_Selected excerpt:_
□ □ □ □ □
Track and analyze query execution patterns, query bands, and historical query performance to understand system workload characteristics and identify optimization opportunities using real-time MCP resources and tools.

🔍 Enhanced Capabilities

This skill now leverages real-time query monitoring resources!

With tdwm-mcp v1.5.0, this skill provides:

  • REAL-TIME QUERY TRACKING - Instant query data without database overhead
  • QUERY BAND ANALYSIS - Understand workload classification
  • HISTORICAL LOGS - Analyze past query performance
  • TASM EVENT HISTORY - Track classification decisions and delays
  • INTEGRATED METRICS - Query performance + resource usage in one view

Instructions

When to Use This Skill

  • User wants to analyze query performance trends
  • Need to track queries by application or user type
  • Investigating query patterns by query band
  • Reviewing historical query execution
  • Analyzing throttle delays and workload classification
  • Identifying slow or resource-intensive queries

Available MCP Tools

Query Monitoring:

  • list_query_band - Display query bands by type (transaction, profile, session)
  • show_query_log - Access historical query execution logs
  • list_sessions - View currently executing queries (with session context)
□ □ □ □ □
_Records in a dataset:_
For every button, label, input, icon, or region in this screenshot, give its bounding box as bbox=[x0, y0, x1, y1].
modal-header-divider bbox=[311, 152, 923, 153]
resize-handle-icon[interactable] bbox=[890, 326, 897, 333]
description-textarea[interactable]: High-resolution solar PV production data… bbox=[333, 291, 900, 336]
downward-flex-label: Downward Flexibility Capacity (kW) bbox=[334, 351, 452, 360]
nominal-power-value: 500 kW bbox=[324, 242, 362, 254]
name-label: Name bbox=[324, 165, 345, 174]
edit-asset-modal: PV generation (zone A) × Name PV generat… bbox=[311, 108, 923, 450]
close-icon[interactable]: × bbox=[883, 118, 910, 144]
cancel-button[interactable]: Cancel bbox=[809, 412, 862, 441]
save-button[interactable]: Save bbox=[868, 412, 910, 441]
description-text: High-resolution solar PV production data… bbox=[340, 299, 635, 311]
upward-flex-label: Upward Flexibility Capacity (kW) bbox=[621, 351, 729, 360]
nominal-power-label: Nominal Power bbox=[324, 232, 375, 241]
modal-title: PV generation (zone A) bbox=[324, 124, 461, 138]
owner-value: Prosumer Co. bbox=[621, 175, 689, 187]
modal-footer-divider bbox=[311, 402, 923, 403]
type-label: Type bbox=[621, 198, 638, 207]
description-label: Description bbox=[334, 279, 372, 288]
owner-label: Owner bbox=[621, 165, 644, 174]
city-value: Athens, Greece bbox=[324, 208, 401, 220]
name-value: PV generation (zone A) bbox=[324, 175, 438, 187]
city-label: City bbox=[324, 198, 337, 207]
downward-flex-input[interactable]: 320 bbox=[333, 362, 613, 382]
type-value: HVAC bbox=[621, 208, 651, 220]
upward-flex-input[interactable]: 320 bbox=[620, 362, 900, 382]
□ □ □ □ □
_What is asked:_
[1] Reproduce the part of the query monitoring excerpt from "Available MCP Tools" to "(with session context)".
[2] According to the query monitoring excerpt, what is the purpose of tracking and analyzing query execution patterns, query bands, and historical query performance? Answer in one to three sentences.

_Answers to each task:_
[1]
Available MCP Tools

Query Monitoring:

  • list_query_band - Display query bands by type (transaction, profile, session)
  • show_query_log - Access historical query execution logs
  • list_sessions - View currently executing queries (with session context)

[2] The purpose is to understand system workload characteristics and identify optimization opportunities. The skill uses real-time MCP resources and tools to do this.